CHALLENGE A. In the PostgreSQL mirroring email, which version of PostgreSQL turned out to be installed on the master server?
CHALLENGE B. Pick up the PostgreSQL mirroring email after its final sentence and keep writing it.

BEGIN TEXT EXTRACT

Re: PostgreSQL mirroring from RPM install to RPM install-revisited

From: Richard Brosnahan <broz(at)mac(dot)com>
To: Adrian Klaver <adrian(dot)klaver(at)aklaver(dot)com>
Cc: "pgsql-general(at)postgresql(dot)org" <pgsql-general(at)postgresql(dot)org>
Subject: Re: PostgreSQL mirroring from RPM install to RPM install-revisited
Date: 2017-02-18 02:50:05
Message-ID: 856A7E1A-1F59-4237-A2E3-9E49242BFC68@mac.com
Views: Raw Message | Whole Thread | Download mbox | Resend email
Thread:
Lists: pgsql-general

Hi again Adrian,

Facepalm...

The master server was not installed by me. I was assured by the installer guy that it was version 9.4.1 and 64 bit.

Facepalm... I managed to get enough access to that server to discover they had installed the 32 bit version of PostgreSQL. Who knows why? This explains everything about my issues with the 64 bit PostgreSQL on the slave. It's difficult to get access to our servers, so try not to blame me and think "Why didn't he do that first?" Still, I should have tried harder to get access.

In the PostgreSQL documentation, it clearly states that the two servers have to be the same architecture (both 32 bit or both 64 bit). Further, when Google searching for the errors I see, I find a number of people with similar issues, and they were fighting with 32 bit vs 64 bit PostgreSQLs.

I wasted a LOT of time trying to track this down. I'm sorry I wasted other people's time too.

Anyhow, I uninstalled PostgreSQL on the slave, and reinstalled the 32 bit version. Then I followed the instructions for setting up the slave, and it all works.

Plenty to do, including setting up proper monitoring, and documentation. It's great we have a hot standby, but if nobody knows how to use it in case the master goes away, it's not so great.

THANK YOU for your assistance!

> On Feb 17, 2017, at 10:43 AM, Adrian Klaver <adrian(dot)klaver(at)aklaver(dot)com> wrote:
>
> On 02/16/2017 04:39 PM, Richard Brosnahan wrote:
>> Hi all,
>>
>> Way back in December I posted a question about mirroring from an RPM
>> installed PostgreSQL (binary) to a source built PostgreSQL, with the
>> same version (9.4.1 --> 9.4.1). Both servers are running OEL6.
>
> I went back to the previous threads and I could not find if you ever said whether the two systems are using the same hardware architecture or not? Vincent Veyron asked but I can't find a response.

END TEXT EXTRACT
BEGIN RECORD EXTRACTS

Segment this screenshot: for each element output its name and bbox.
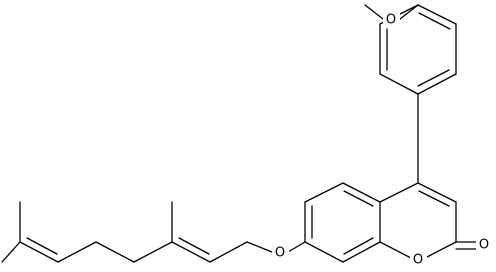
bond-ring-a-4 — [379, 73, 419, 95]
bond-o-ch2 — [246, 241, 273, 253]
bond-o1-c8a — [379, 241, 412, 259]
bond-benzo-4 — [304, 241, 344, 263]
bond-ring-a-3 — [417, 73, 457, 95]
bond-chain-6-inner — [26, 237, 58, 255]
bond-layer — [1, 4, 477, 263]
bond-o-aryl — [399, 4, 419, 20]
methoxy-oxygen-label: O — [386, 13, 396, 28]
bond-c4-c3 — [417, 182, 457, 203]
carbonyl-oxygen-label: O — [479, 238, 489, 253]
bond-chain-1 — [209, 241, 248, 263]
bond-chain-4 — [95, 241, 135, 263]
bond-c4-c3-inner — [418, 190, 450, 207]
bond-c4a-c4 — [379, 182, 419, 203]
bond-chain-2-inner — [178, 237, 210, 255]
bond-ring-a-1 — [417, 4, 457, 25]
atom-label-layer: O O O O — [272, 11, 493, 268]
bond-chain-6 — [19, 241, 59, 263]
bond-c2-o1 — [424, 241, 457, 259]
bond-chain-3 — [133, 241, 173, 263]
ether-oxygen-label: O — [275, 246, 285, 261]
bond-ring-a-inner-2 — [417, 69, 450, 87]
ring-oxygen-label: O — [413, 253, 423, 268]
bond-chain-2 — [171, 241, 211, 263]
bond-chain-5 — [57, 241, 97, 263]
bond-chain-methyl-3 — [1, 241, 21, 263]
bond-methyl-o — [364, 4, 384, 20]
bond-benzo-inner-2 — [343, 237, 374, 255]
bond-benzo-6 — [304, 182, 344, 203]
bond-ring-a-inner-1 — [418, 12, 451, 30]
bond-c7-o — [287, 241, 306, 253]
bond-benzo-3 — [342, 241, 381, 263]
bond-benzo-inner-1 — [343, 190, 374, 207]
bond-benzo-1 — [342, 182, 381, 203]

END RECORD EXTRACTS

FINAL ANSWER A. The 32 bit version.

FINAL ANSWER B.
>
>>
>> I won't copy the entire thread from before, as the situation has changed
>> a bit. The biggest changes are that I have root on the slave,
>> temporarily, and I've installed PostgreSQL on the slave using yum (also
>> binary).
>>
>> I've followed all the instructions found here:
>>
>> https://www.postgresql.org/docs/9.4/static/warm-standby.html#STREAMING-REPLICATION
>>
>>
>> The slave is running PostgreSQL 9.4.11 and was installed using yum.
>> It runs fine after I've run initdb and set things up. The master was
>> also installed from rpm binaries, but the installers used Puppet. That
>> version is 9.4.1. Yes, I know I should be using the exact same version,
>> but I couldn't find 9.4.1 in the PostgreSQL yum repo.
>>
>>
>> When I replace its data directory as part of the mirroring instructions,
>> using pg_basebackup, PostgreSQL won't start. I used pg_basebackup.
>>
>>
>> I get a checksum error, from pg_ctl.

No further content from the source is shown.